> _Job_:
Copy out the material below with every "article2-paragraph" changed to "article2-body" and nothing else altered, and leave the pictures out.

################

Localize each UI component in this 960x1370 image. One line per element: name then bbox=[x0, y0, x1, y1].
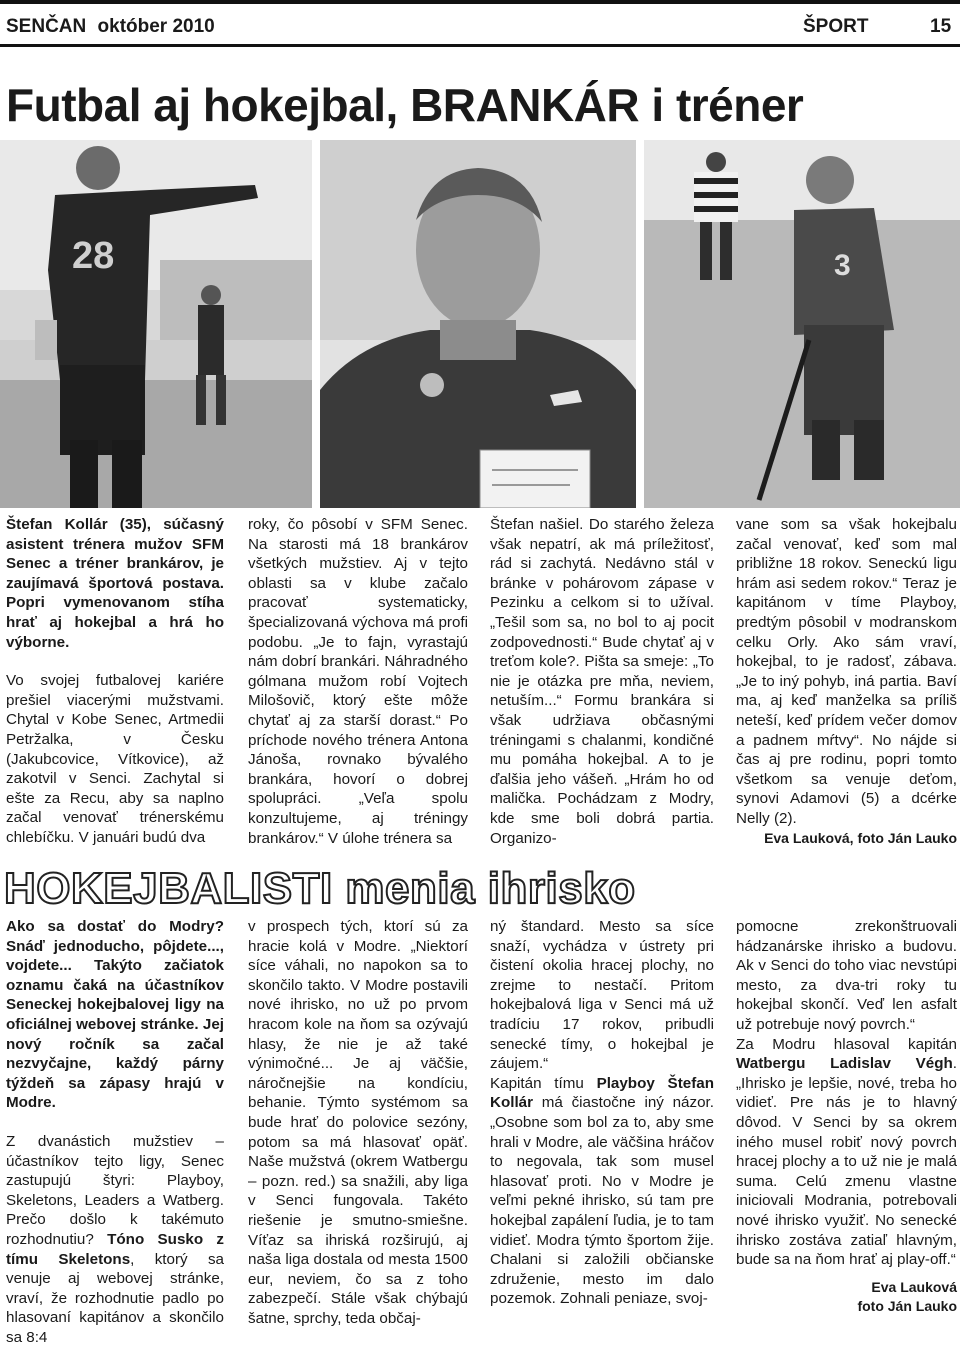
issue-date: október 2010 bbox=[97, 16, 215, 37]
photo-hockeyball-player bbox=[644, 140, 960, 508]
photo-goalkeeper bbox=[0, 140, 312, 508]
header-bottom-rule bbox=[0, 44, 960, 47]
article2-text: Kapitán tímu bbox=[490, 1074, 597, 1092]
article1-column-3 bbox=[490, 515, 714, 848]
article-headline: Futbal aj hokejbal, BRANKÁR i tréner bbox=[6, 79, 804, 131]
article1-paragraph: Štefan našiel. Do starého železa však nepatrí, ak má príležitosť, rád si zachytá. Nedávno stál v bránke v pohárovom zápase v Pezinku a celkom si to užíval. „Tešil som sa, no bol to aj pocit zodpovednosti.“ Bude chytať aj v treťom kole?. Pišta sa smeje: „To nie je otázka pre mňa, neviem, netuším...“ Formu brankára si však udržiava občasnými tréningami s chalanmi, kondičné mu pomáha hokejbal. A to je ďalšia jeho vášeň. „Hrám ho od malička. Pochádzam z Modry, kde sme boli dobrá partia. Organizo- bbox=[490, 516, 714, 847]
article2-bold-name: Playboy Štefan Kollár bbox=[490, 1074, 714, 1112]
article1-column-2 bbox=[248, 515, 468, 848]
article2-bold-name: Watbergu Ladislav Végh bbox=[736, 1055, 953, 1073]
article2-column-3 bbox=[490, 917, 714, 1309]
article1-paragraph: roky, čo pôsobí v SFM Senec. Na starosti má 18 brankárov všetkých mužstiev. Aj v tejto oblasti sa v klube začalo pracovať systematicky, špecializovaná výchova má profi podobu. „Je to fajn, vyrastajú nám dobrí brankári. Náhradného gólmana mužom robí Vojtech Milošovič, ktorý ešte môže chytať aj za starší dorast.“ Po príchode nového trénera Antona Jánoša, rovnako bývalého brankára, hovorí o dobrej spolupráci. „Veľa spolu konzultujeme, aj tréningy brankárov.“ V úlohe trénera sa bbox=[248, 516, 468, 847]
article1-paragraph: vane som sa však hokejbalu začal venovať, keď som mal približne 18 rokov. Seneckú ligu hrám asi sedem rokov.“ Teraz je kapitánom v tíme Playboy, predtým pôsobil v modranskom celku Orly. Ako sám vraví, hokejbal, to je radosť, zábava. „Je to iný pohyb, iná partia. Baví ma, aj keď manželka sa príliš neteší, keď prídem večer domov a padnem mŕtvy“. No nájde si čas aj pre rodinu, popri tomto všetkom sa venuje deťom, synovi Adamovi (5) a dcérke Nelly (2). bbox=[736, 516, 957, 827]
svg-text:28: 28 bbox=[72, 235, 115, 277]
article2-paragraph: v prospech tých, ktorí sú za hracie kolá v Modre. „Niektorí síce váhali, no napokon sa to skončilo takto. V Modre postavili nové ihrisko, no už po prvom hracom kole na ňom sa ozývajú hlasy, že nie je až také výnimočné... Je aj väčšie, náročnejšie na kondíciu, behanie. Týmto systémom sa bude hrať do polovice sezóny, potom sa má hlasovať opäť. Naše mužstvá (okrem Watbergu – pozn. red.) sa snažili, aby liga v Senci fungovala. Takéto riešenie je smutno-smiešne. Víťaz sa ihriská rozširujú, aj naša liga dostala od mesta 1500 eur, neviem, čo sa z toho zabezpečí. Stále však chýbajú šatne, sprchy, teda občaj- bbox=[248, 918, 468, 1327]
article1-paragraph: Vo svojej futbalovej kariére prešiel viacerými mužstvami. Chytal v Kobe Senec, Artmedii Petržalka, v Česku (Jakubcovice, Vítkovice), až zakotvil v Senci. Zachytal si ešte za Recu, aby sa naplno začal venovať trénerskému chlebíčku. V januári budú dva bbox=[6, 672, 224, 846]
svg-text:3: 3 bbox=[834, 249, 851, 282]
article2-column-2 bbox=[248, 917, 468, 1328]
page-header bbox=[0, 0, 960, 54]
section-name: ŠPORT bbox=[803, 16, 869, 37]
article2-byline-photo: foto Ján Lauko bbox=[857, 1298, 957, 1315]
article2-paragraph: pomocne zrekonštruovali hádzanárske ihrisko a budovu. Ak v Senci do toho viac nevstúpi mesto, za dva-tri roky tu hokejbal skončí. Veď len asfalt už potrebuje nový povrch.“ bbox=[736, 918, 957, 1033]
header-top-rule bbox=[0, 0, 960, 4]
article2-column-4 bbox=[736, 917, 957, 1317]
article2-headline: HOKEJBALISTI menia ihrisko bbox=[4, 864, 636, 913]
article2-text: Z dvanástich mužstiev – účastníkov tejto ligy, Senec zastupujú štyri: Playboy, Skeletons, Leaders a Watberg. Prečo došlo k takémuto rozhodnutiu? bbox=[6, 1132, 224, 1248]
article1-column-4 bbox=[736, 515, 957, 848]
article2-paragraph bbox=[490, 1074, 714, 1309]
article2-column-1 bbox=[6, 917, 224, 1347]
page-number: 15 bbox=[930, 16, 952, 37]
article2-bold-name: Tóno Susko z tímu Skeletons bbox=[6, 1230, 224, 1268]
photo-portrait bbox=[320, 140, 636, 508]
article2-paragraph bbox=[736, 1035, 957, 1270]
article2-text: Za Modru hlasoval kapitán bbox=[736, 1035, 957, 1053]
article1-byline: Eva Lauková, foto Ján Lauko bbox=[764, 829, 957, 846]
article2-paragraph bbox=[6, 1132, 224, 1348]
article2-text: má čiastočne iný názor. „Osobne som bol za to, aby sme hrali v Modre, ale väčšina hráčov to negovala, tak som musel hlasovať proti. No v Modre je veľmi pekné ihrisko, sú tam pre hokejbal zapálení ľudia, je to tam vidieť. Modra týmto športom žije. Chalani si založili občianske združenie, mesto im dalo pozemok. Zohnali peniaze, svoj- bbox=[490, 1094, 714, 1308]
article2-text: , ktorý sa venuje aj webovej stránke, vraví, že rozhodnutie padlo po hlasovaní kapitánov a skončilo sa 8:4 bbox=[6, 1250, 224, 1346]
article2-byline-author: Eva Lauková bbox=[871, 1278, 957, 1295]
article2-text: . „Ihrisko je lepšie, nové, treba ho vidieť. Pre nás je to hlavný dôvod. V Senci by sa okrem iného musel robiť nový povrch hracej plochy a to už nie je malá suma. Celú zmenu vlastne iniciovali Modrania, potrebovali nové ihrisko využiť. No senecké ihrisko zostáva zatiaľ hlavným, bude sa na ňom hrať aj play-off.“ bbox=[736, 1055, 957, 1269]
publication-name: SENČAN bbox=[6, 16, 87, 37]
article1-column-1 bbox=[6, 515, 224, 848]
article1-lead: Štefan Kollár (35), súčasný asistent trénera mužov SFM Senec a tréner brankárov, je zaujímavá športová postava. Popri vymenovanom stíha hrať aj hokejbal a hrá ho výborne. bbox=[6, 516, 224, 651]
article2-paragraph: ný štandard. Mesto sa síce snaží, vychádza v ústrety pri čistení okolia hracej plochy, no zrejme to nestačí. Pritom hokejbalová liga v Senci má už tradíciu 17 rokov, pribudli senecké tímy, o hokejbal je záujem.“ bbox=[490, 918, 714, 1073]
publication-masthead bbox=[6, 16, 215, 38]
article2-lead: Ako sa dostať do Modry? Snáď jednoducho, pôjdete..., vojdete... Takýto začiatok oznamu čaká na účastníkov Seneckej hokejbalovej ligy na oficiálnej webovej stránke. Jej nový ročník sa začal nezvyčajne, každý párny týždeň sa zápasy hrajú v Modre. bbox=[6, 918, 224, 1112]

################

> _Result for this exercise_:
Localize each UI component in this 960x1370 image. One line per element: name then bbox=[x0, y0, x1, y1].
issue-date: október 2010 bbox=[97, 16, 215, 37]
photo-hockeyball-player bbox=[644, 140, 960, 508]
photo-goalkeeper bbox=[0, 140, 312, 508]
header-bottom-rule bbox=[0, 44, 960, 47]
article2-text: Kapitán tímu bbox=[490, 1074, 597, 1092]
article1-column-3 bbox=[490, 515, 714, 848]
article-headline: Futbal aj hokejbal, BRANKÁR i tréner bbox=[6, 79, 804, 131]
article1-paragraph: Štefan našiel. Do starého železa však nepatrí, ak má príležitosť, rád si zachytá. Nedávno stál v bránke v pohárovom zápase v Pezinku a celkom si to užíval. „Tešil som sa, no bol to aj pocit zodpovednosti.“ Bude chytať aj v treťom kole?. Pišta sa smeje: „To nie je otázka pre mňa, neviem, netuším...“ Formu brankára si však udržiava občasnými tréningami s chalanmi, kondičné mu pomáha hokejbal. A to je ďalšia jeho vášeň. „Hrám ho od malička. Pochádzam z Modry, kde sme boli dobrá partia. Organizo- bbox=[490, 516, 714, 847]
article2-bold-name: Playboy Štefan Kollár bbox=[490, 1074, 714, 1112]
article1-column-2 bbox=[248, 515, 468, 848]
article2-bold-name: Watbergu Ladislav Végh bbox=[736, 1055, 953, 1073]
article2-column-3 bbox=[490, 917, 714, 1309]
article1-paragraph: roky, čo pôsobí v SFM Senec. Na starosti má 18 brankárov všetkých mužstiev. Aj v tejto oblasti sa v klube začalo pracovať systematicky, špecializovaná výchova má profi podobu. „Je to fajn, vyrastajú nám dobrí brankári. Náhradného gólmana mužom robí Vojtech Milošovič, ktorý ešte môže chytať aj za starší dorast.“ Po príchode nového trénera Antona Jánoša, rovnako bývalého brankára, hovorí o dobrej spolupráci. „Veľa spolu konzultujeme, aj tréningy brankárov.“ V úlohe trénera sa bbox=[248, 516, 468, 847]
article1-paragraph: vane som sa však hokejbalu začal venovať, keď som mal približne 18 rokov. Seneckú ligu hrám asi sedem rokov.“ Teraz je kapitánom v tíme Playboy, predtým pôsobil v modranskom celku Orly. Ako sám vraví, hokejbal, to je radosť, zábava. „Je to iný pohyb, iná partia. Baví ma, aj keď manželka sa príliš neteší, keď prídem večer domov a padnem mŕtvy“. No nájde si čas aj pre rodinu, popri tomto všetkom sa venuje deťom, synovi Adamovi (5) a dcérke Nelly (2). bbox=[736, 516, 957, 827]
svg-text:28: 28 bbox=[72, 235, 115, 277]
article2-body: v prospech tých, ktorí sú za hracie kolá v Modre. „Niektorí síce váhali, no napokon sa to skončilo takto. V Modre postavili nové ihrisko, no už po prvom hracom kole na ňom sa ozývajú hlasy, že nie je až také výnimočné... Je aj väčšie, náročnejšie na kondíciu, behanie. Týmto systémom sa bude hrať do polovice sezóny, potom sa má hlasovať opäť. Naše mužstvá (okrem Watbergu – pozn. red.) sa snažili, aby liga v Senci fungovala. Takéto riešenie je smutno-smiešne. Víťaz sa ihriská rozširujú, aj naša liga dostala od mesta 1500 eur, neviem, čo sa z toho zabezpečí. Stále však chýbajú šatne, sprchy, teda občaj- bbox=[248, 918, 468, 1327]
article1-paragraph: Vo svojej futbalovej kariére prešiel viacerými mužstvami. Chytal v Kobe Senec, Artmedii Petržalka, v Česku (Jakubcovice, Vítkovice), až zakotvil v Senci. Zachytal si ešte za Recu, aby sa naplno začal venovať trénerskému chlebíčku. V januári budú dva bbox=[6, 672, 224, 846]
svg-text:3: 3 bbox=[834, 249, 851, 282]
article2-column-2 bbox=[248, 917, 468, 1328]
page-header bbox=[0, 0, 960, 54]
section-name: ŠPORT bbox=[803, 16, 869, 37]
article2-byline-photo: foto Ján Lauko bbox=[857, 1298, 957, 1315]
article2-body: pomocne zrekonštruovali hádzanárske ihrisko a budovu. Ak v Senci do toho viac nevstúpi mesto, za dva-tri roky tu hokejbal skončí. Veď len asfalt už potrebuje nový povrch.“ bbox=[736, 918, 957, 1033]
header-top-rule bbox=[0, 0, 960, 4]
article2-column-4 bbox=[736, 917, 957, 1317]
article2-headline: HOKEJBALISTI menia ihrisko bbox=[4, 864, 636, 913]
article2-text: Z dvanástich mužstiev – účastníkov tejto ligy, Senec zastupujú štyri: Playboy, Skeletons, Leaders a Watberg. Prečo došlo k takémuto rozhodnutiu? bbox=[6, 1132, 224, 1248]
article1-column-4 bbox=[736, 515, 957, 848]
article2-body bbox=[490, 1074, 714, 1309]
article2-column-1 bbox=[6, 917, 224, 1347]
page-number: 15 bbox=[930, 16, 952, 37]
article2-bold-name: Tóno Susko z tímu Skeletons bbox=[6, 1230, 224, 1268]
photo-portrait bbox=[320, 140, 636, 508]
article2-body bbox=[736, 1035, 957, 1270]
article2-text: Za Modru hlasoval kapitán bbox=[736, 1035, 957, 1053]
article1-byline: Eva Lauková, foto Ján Lauko bbox=[764, 829, 957, 846]
article2-body bbox=[6, 1132, 224, 1348]
article2-text: má čiastočne iný názor. „Osobne som bol za to, aby sme hrali v Modre, ale väčšina hráčov to negovala, tak som musel hlasovať proti. No v Modre je veľmi pekné ihrisko, sú tam pre hokejbal zapálení ľudia, je to tam vidieť. Modra týmto športom žije. Chalani si založili občianske združenie, mesto im dalo pozemok. Zohnali peniaze, svoj- bbox=[490, 1094, 714, 1308]
article2-text: , ktorý sa venuje aj webovej stránke, vraví, že rozhodnutie padlo po hlasovaní kapitánov a skončilo sa 8:4 bbox=[6, 1250, 224, 1346]
article2-byline-author: Eva Lauková bbox=[871, 1278, 957, 1295]
article2-text: . „Ihrisko je lepšie, nové, treba ho vidieť. Pre nás je to hlavný dôvod. V Senci by sa okrem iného musel robiť nový povrch hracej plochy a to už nie je malá suma. Celú zmenu vlastne iniciovali Modrania, potrebovali nové ihrisko využiť. No senecké ihrisko zostáva zatiaľ hlavným, bude sa na ňom hrať aj play-off.“ bbox=[736, 1055, 957, 1269]
publication-name: SENČAN bbox=[6, 16, 87, 37]
article1-column-1 bbox=[6, 515, 224, 848]
article1-lead: Štefan Kollár (35), súčasný asistent trénera mužov SFM Senec a tréner brankárov, je zaujímavá športová postava. Popri vymenovanom stíha hrať aj hokejbal a hrá ho výborne. bbox=[6, 516, 224, 651]
article2-body: ný štandard. Mesto sa síce snaží, vychádza v ústrety pri čistení okolia hracej plochy, no zrejme to nestačí. Pritom hokejbalová liga v Senci má už tradíciu 17 rokov, pribudli senecké tímy, o hokejbal je záujem.“ bbox=[490, 918, 714, 1073]
publication-masthead bbox=[6, 16, 215, 38]
article2-lead: Ako sa dostať do Modry? Snáď jednoducho, pôjdete..., vojdete... Takýto začiatok oznamu čaká na účastníkov Seneckej hokejbalovej ligy na oficiálnej webovej stránke. Jej nový ročník sa začal nezvyčajne, každý párny týždeň sa zápasy hrajú v Modre. bbox=[6, 918, 224, 1112]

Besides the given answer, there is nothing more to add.